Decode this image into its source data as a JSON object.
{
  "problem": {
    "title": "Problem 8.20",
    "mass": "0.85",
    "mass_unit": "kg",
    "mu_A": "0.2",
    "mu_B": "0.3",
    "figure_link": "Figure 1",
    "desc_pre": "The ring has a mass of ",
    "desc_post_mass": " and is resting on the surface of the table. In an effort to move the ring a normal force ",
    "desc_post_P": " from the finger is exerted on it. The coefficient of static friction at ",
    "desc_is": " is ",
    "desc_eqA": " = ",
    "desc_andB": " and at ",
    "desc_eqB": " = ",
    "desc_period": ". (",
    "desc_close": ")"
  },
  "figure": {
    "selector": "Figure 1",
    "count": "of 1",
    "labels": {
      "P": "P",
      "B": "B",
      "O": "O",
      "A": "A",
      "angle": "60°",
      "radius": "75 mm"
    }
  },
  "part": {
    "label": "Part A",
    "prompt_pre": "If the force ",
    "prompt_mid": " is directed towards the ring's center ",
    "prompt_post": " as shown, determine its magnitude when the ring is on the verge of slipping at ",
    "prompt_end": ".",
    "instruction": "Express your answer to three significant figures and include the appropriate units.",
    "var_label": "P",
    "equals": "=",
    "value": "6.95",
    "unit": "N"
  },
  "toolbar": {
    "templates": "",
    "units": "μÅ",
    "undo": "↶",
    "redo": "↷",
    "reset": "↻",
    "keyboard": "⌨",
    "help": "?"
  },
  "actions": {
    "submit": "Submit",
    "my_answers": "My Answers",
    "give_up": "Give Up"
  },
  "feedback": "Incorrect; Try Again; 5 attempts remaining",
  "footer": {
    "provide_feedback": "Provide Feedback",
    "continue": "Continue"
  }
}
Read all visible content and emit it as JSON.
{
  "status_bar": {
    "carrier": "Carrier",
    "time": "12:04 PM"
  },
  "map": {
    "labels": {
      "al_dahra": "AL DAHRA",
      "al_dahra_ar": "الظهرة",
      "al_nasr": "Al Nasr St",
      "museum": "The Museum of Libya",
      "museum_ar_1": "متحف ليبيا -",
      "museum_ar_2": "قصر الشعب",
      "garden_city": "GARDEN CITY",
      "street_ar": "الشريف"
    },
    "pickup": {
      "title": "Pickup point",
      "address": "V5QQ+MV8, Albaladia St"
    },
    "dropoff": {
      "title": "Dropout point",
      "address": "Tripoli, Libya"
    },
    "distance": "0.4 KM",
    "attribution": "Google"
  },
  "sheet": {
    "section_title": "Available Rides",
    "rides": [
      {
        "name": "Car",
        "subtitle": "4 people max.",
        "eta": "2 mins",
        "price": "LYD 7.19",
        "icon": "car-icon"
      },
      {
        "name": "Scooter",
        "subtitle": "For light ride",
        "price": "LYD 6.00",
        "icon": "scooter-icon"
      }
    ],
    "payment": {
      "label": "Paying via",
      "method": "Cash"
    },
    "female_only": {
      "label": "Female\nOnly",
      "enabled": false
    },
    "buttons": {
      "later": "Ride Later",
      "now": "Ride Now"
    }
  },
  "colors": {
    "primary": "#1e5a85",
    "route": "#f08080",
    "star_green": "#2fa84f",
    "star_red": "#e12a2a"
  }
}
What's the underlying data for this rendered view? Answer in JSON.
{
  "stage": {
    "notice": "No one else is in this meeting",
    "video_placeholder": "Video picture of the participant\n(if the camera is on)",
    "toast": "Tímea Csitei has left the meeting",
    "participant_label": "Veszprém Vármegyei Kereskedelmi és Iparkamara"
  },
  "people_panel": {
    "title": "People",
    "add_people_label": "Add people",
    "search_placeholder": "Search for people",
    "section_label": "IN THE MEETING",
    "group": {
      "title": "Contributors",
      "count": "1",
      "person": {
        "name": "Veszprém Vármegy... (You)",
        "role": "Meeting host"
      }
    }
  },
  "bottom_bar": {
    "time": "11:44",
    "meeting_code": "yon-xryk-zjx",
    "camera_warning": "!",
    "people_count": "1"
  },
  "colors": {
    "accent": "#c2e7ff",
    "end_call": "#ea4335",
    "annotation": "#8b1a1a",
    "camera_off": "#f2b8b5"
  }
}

■ ■ ■ ■ ■ ■ ■

Go through the listing above and list every line that has the word "ring".

    "desc_pre": "The ring has a mass of ",
    "desc_post_mass": " and is resting on the surface of the table. In an effort to move the ring a normal force ",
    "prompt_mid": " is directed towards the ring's center ",
    "prompt_post": " as shown, determine its magnitude when the ring is on the verge of slipping at ",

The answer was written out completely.